**GOAL:** Skip the pictures and quote all of the lines exactly.

**SUPPLIED RECORDS:**
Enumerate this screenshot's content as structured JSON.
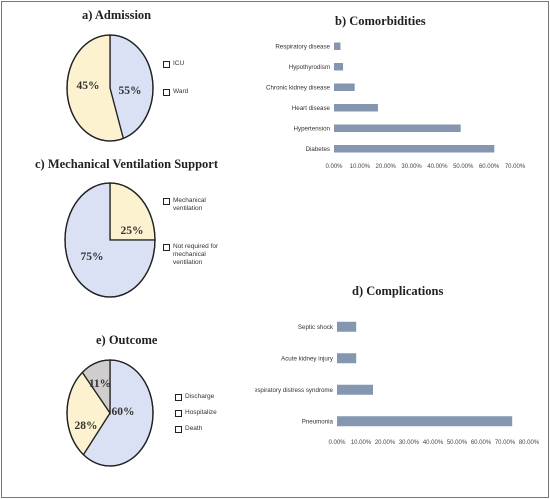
{
  "colors": {
    "blue": "#dae1f4",
    "yellow": "#fdf2cf",
    "grey": "#d0cdcd",
    "bar": "#8496b0",
    "stroke": "#222222"
  },
  "chart_data": [
    {
      "id": "admission",
      "type": "pie",
      "title": "a) Admission",
      "slices": [
        {
          "name": "ICU",
          "value": 45,
          "label": "45%",
          "color": "#dae1f4"
        },
        {
          "name": "Ward",
          "value": 55,
          "label": "55%",
          "color": "#fdf2cf"
        }
      ],
      "legend": [
        "ICU",
        "Ward"
      ]
    },
    {
      "id": "comorbidities",
      "type": "bar",
      "orientation": "horizontal",
      "title": "b) Comorbidities",
      "categories": [
        "Diabetes",
        "Hypertension",
        "Heart disease",
        "Chronic kidney disease",
        "Hypothyrodism",
        "Respiratory disease"
      ],
      "values": [
        0.62,
        0.49,
        0.17,
        0.08,
        0.035,
        0.025
      ],
      "xlim": [
        0,
        0.7
      ],
      "xticks": [
        "0.00%",
        "10.00%",
        "20.00%",
        "30.00%",
        "40.00%",
        "50.00%",
        "60.00%",
        "70.00%"
      ]
    },
    {
      "id": "ventilation",
      "type": "pie",
      "title": "c) Mechanical Ventilation Support",
      "slices": [
        {
          "name": "Mechanical ventilation",
          "value": 25,
          "label": "25%",
          "color": "#fdf2cf"
        },
        {
          "name": "Not required for mechanical ventilation",
          "value": 75,
          "label": "75%",
          "color": "#dae1f4"
        }
      ],
      "legend": [
        "Mechanical ventilation",
        "Not required for mechanical ventilation"
      ]
    },
    {
      "id": "complications",
      "type": "bar",
      "orientation": "horizontal",
      "title": "d) Complications",
      "categories": [
        "Pneumonia",
        "Acute respiratory distress syndrome",
        "Acute kidney injury",
        "Septic shock"
      ],
      "values": [
        0.73,
        0.15,
        0.08,
        0.08
      ],
      "xlim": [
        0,
        0.8
      ],
      "xticks": [
        "0.00%",
        "10.00%",
        "20.00%",
        "30.00%",
        "40.00%",
        "50.00%",
        "60.00%",
        "70.00%",
        "80.00%"
      ]
    },
    {
      "id": "outcome",
      "type": "pie",
      "title": "e) Outcome",
      "slices": [
        {
          "name": "Discharge",
          "value": 60,
          "label": "60%",
          "color": "#dae1f4"
        },
        {
          "name": "Hospitalize",
          "value": 28,
          "label": "28%",
          "color": "#fdf2cf"
        },
        {
          "name": "Death",
          "value": 11,
          "label": "11%",
          "color": "#d0cdcd"
        }
      ],
      "legend": [
        "Discharge",
        "Hospitalize",
        "Death"
      ]
    }
  ]
}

**FULL ANSWER:**
Enumerate this screenshot's content as structured JSON.
{
  "colors": {
    "blue": "#dae1f4",
    "yellow": "#fdf2cf",
    "grey": "#d0cdcd",
    "bar": "#8496b0",
    "stroke": "#222222"
  },
  "chart_data": [
    {
      "id": "admission",
      "type": "pie",
      "title": "a) Admission",
      "slices": [
        {
          "name": "ICU",
          "value": 45,
          "label": "45%",
          "color": "#dae1f4"
        },
        {
          "name": "Ward",
          "value": 55,
          "label": "55%",
          "color": "#fdf2cf"
        }
      ],
      "legend": [
        "ICU",
        "Ward"
      ]
    },
    {
      "id": "comorbidities",
      "type": "bar",
      "orientation": "horizontal",
      "title": "b) Comorbidities",
      "categories": [
        "Diabetes",
        "Hypertension",
        "Heart disease",
        "Chronic kidney disease",
        "Hypothyrodism",
        "Respiratory disease"
      ],
      "values": [
        0.62,
        0.49,
        0.17,
        0.08,
        0.035,
        0.025
      ],
      "xlim": [
        0,
        0.7
      ],
      "xticks": [
        "0.00%",
        "10.00%",
        "20.00%",
        "30.00%",
        "40.00%",
        "50.00%",
        "60.00%",
        "70.00%"
      ]
    },
    {
      "id": "ventilation",
      "type": "pie",
      "title": "c) Mechanical Ventilation Support",
      "slices": [
        {
          "name": "Mechanical ventilation",
          "value": 25,
          "label": "25%",
          "color": "#fdf2cf"
        },
        {
          "name": "Not required for mechanical ventilation",
          "value": 75,
          "label": "75%",
          "color": "#dae1f4"
        }
      ],
      "legend": [
        "Mechanical ventilation",
        "Not required for mechanical ventilation"
      ]
    },
    {
      "id": "complications",
      "type": "bar",
      "orientation": "horizontal",
      "title": "d) Complications",
      "categories": [
        "Pneumonia",
        "Acute respiratory distress syndrome",
        "Acute kidney injury",
        "Septic shock"
      ],
      "values": [
        0.73,
        0.15,
        0.08,
        0.08
      ],
      "xlim": [
        0,
        0.8
      ],
      "xticks": [
        "0.00%",
        "10.00%",
        "20.00%",
        "30.00%",
        "40.00%",
        "50.00%",
        "60.00%",
        "70.00%",
        "80.00%"
      ]
    },
    {
      "id": "outcome",
      "type": "pie",
      "title": "e) Outcome",
      "slices": [
        {
          "name": "Discharge",
          "value": 60,
          "label": "60%",
          "color": "#dae1f4"
        },
        {
          "name": "Hospitalize",
          "value": 28,
          "label": "28%",
          "color": "#fdf2cf"
        },
        {
          "name": "Death",
          "value": 11,
          "label": "11%",
          "color": "#d0cdcd"
        }
      ],
      "legend": [
        "Discharge",
        "Hospitalize",
        "Death"
      ]
    }
  ]
}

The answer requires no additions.